_Exercise_
Tally up the lines carrying the string "Born" and respond with only the resulting number.

_Entries taken from a collection_
* begin *
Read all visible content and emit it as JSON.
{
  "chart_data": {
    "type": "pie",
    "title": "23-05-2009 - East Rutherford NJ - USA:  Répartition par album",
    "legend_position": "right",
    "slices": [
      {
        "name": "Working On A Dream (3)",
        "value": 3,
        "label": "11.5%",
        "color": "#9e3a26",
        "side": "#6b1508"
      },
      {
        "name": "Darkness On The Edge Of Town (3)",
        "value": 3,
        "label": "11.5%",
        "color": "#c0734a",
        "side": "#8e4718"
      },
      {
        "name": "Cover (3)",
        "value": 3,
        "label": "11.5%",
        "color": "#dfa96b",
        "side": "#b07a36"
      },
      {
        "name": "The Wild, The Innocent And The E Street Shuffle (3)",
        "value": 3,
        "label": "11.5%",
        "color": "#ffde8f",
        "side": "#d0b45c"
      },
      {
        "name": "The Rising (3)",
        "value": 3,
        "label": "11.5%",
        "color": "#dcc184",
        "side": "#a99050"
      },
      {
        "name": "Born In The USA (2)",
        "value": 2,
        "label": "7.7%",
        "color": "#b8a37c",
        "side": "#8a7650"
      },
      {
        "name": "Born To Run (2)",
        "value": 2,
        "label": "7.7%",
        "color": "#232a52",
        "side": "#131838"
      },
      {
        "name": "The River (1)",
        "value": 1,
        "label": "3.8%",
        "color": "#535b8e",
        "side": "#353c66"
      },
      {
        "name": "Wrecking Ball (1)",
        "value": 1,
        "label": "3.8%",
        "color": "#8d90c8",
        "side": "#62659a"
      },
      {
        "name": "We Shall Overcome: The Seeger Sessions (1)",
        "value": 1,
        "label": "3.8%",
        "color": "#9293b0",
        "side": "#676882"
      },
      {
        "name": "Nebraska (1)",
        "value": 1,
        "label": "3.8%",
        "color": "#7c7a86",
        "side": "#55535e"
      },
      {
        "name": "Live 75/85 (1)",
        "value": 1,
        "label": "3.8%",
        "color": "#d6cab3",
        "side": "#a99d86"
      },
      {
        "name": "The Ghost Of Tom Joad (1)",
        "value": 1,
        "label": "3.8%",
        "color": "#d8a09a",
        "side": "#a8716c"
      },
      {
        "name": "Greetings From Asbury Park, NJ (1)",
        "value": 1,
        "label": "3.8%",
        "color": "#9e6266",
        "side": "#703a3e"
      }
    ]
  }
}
* end *
_Task answer_
2